### Exercise details
Write out all the entries word for word and omit any pictures.

[Data entries]
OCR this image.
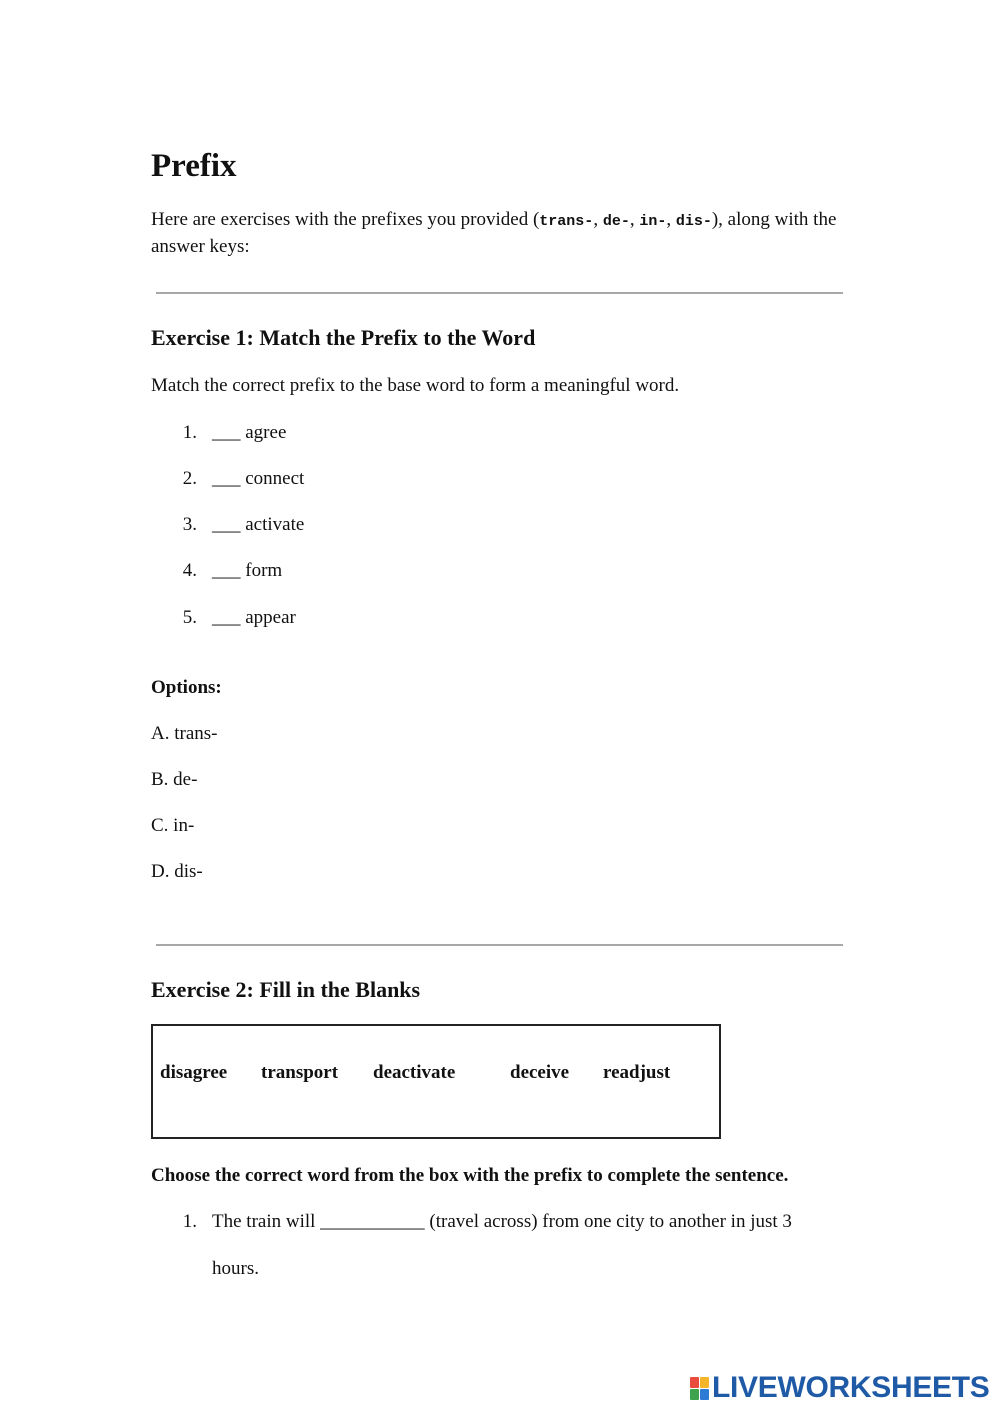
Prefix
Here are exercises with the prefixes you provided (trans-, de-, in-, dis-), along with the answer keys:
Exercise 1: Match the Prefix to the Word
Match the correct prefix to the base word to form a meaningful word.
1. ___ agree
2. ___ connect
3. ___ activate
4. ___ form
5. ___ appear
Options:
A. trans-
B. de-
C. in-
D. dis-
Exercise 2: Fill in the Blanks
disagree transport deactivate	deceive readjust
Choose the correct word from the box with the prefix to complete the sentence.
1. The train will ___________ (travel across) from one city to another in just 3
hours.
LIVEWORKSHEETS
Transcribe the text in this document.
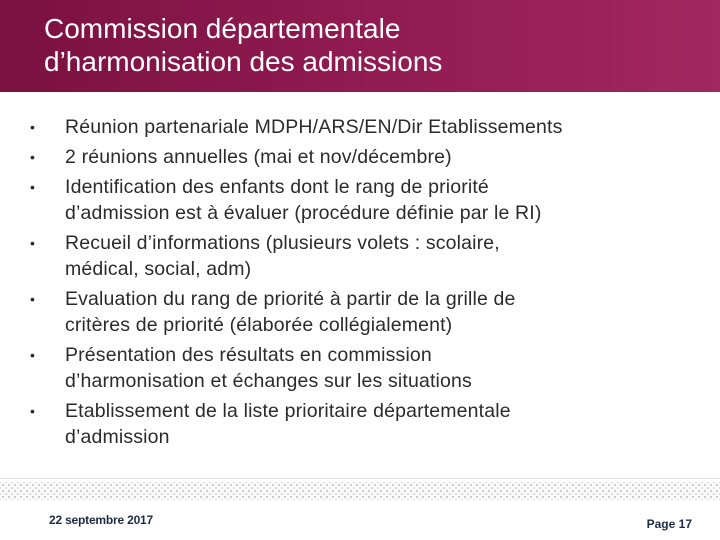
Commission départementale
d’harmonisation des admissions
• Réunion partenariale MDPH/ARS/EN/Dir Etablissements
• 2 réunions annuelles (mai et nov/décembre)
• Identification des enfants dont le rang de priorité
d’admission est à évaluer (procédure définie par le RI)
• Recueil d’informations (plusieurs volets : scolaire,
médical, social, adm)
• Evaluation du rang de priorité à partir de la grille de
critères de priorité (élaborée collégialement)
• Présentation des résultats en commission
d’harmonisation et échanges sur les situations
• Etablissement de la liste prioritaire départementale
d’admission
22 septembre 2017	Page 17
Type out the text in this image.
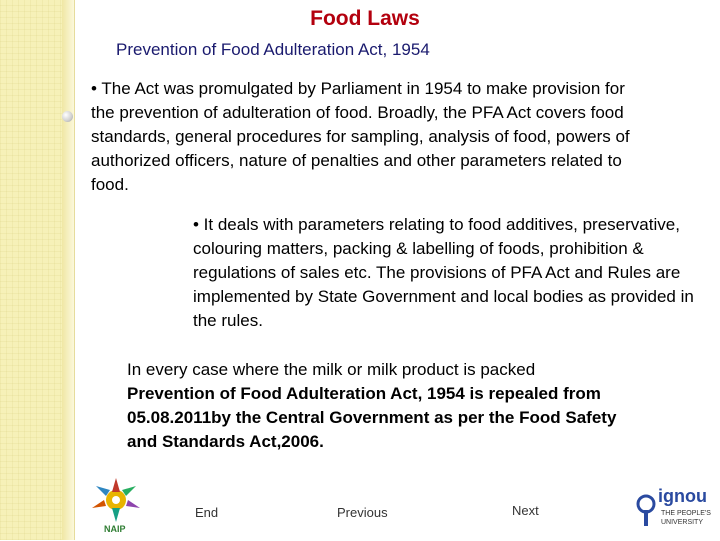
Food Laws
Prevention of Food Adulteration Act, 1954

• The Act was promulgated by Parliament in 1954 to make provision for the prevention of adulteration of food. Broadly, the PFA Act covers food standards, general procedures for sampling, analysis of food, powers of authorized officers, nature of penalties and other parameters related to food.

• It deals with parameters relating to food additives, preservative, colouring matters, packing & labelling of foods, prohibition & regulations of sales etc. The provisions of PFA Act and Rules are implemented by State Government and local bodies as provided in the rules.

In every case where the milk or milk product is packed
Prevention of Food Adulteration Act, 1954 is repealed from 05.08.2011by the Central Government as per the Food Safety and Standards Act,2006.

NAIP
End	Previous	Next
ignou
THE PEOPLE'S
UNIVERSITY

### Answer
OCR this image.
Prefix
Here are exercises with the prefixes you provided (trans-, de-, in-, dis-), along with the answer keys:
Exercise 1: Match the Prefix to the Word
Match the correct prefix to the base word to form a meaningful word.
1. ___ agree
2. ___ connect
3. ___ activate
4. ___ form
5. ___ appear
Options:
A. trans-
B. de-
C. in-
D. dis-
Exercise 2: Fill in the Blanks
disagree transport deactivate	deceive readjust
Choose the correct word from the box with the prefix to complete the sentence.
1. The train will ___________ (travel across) from one city to another in just 3
hours.
LIVEWORKSHEETS
Transcribe the text in this document.
Commission départementale
d’harmonisation des admissions
• Réunion partenariale MDPH/ARS/EN/Dir Etablissements
• 2 réunions annuelles (mai et nov/décembre)
• Identification des enfants dont le rang de priorité
d’admission est à évaluer (procédure définie par le RI)
• Recueil d’informations (plusieurs volets : scolaire,
médical, social, adm)
• Evaluation du rang de priorité à partir de la grille de
critères de priorité (élaborée collégialement)
• Présentation des résultats en commission
d’harmonisation et échanges sur les situations
• Etablissement de la liste prioritaire départementale
d’admission
22 septembre 2017	Page 17
Type out the text in this image.
Food Laws
Prevention of Food Adulteration Act, 1954

• The Act was promulgated by Parliament in 1954 to make provision for the prevention of adulteration of food. Broadly, the PFA Act covers food standards, general procedures for sampling, analysis of food, powers of authorized officers, nature of penalties and other parameters related to food.

• It deals with parameters relating to food additives, preservative, colouring matters, packing & labelling of foods, prohibition & regulations of sales etc. The provisions of PFA Act and Rules are implemented by State Government and local bodies as provided in the rules.

In every case where the milk or milk product is packed
Prevention of Food Adulteration Act, 1954 is repealed from 05.08.2011by the Central Government as per the Food Safety and Standards Act,2006.

NAIP
End	Previous	Next
ignou
THE PEOPLE'S
UNIVERSITY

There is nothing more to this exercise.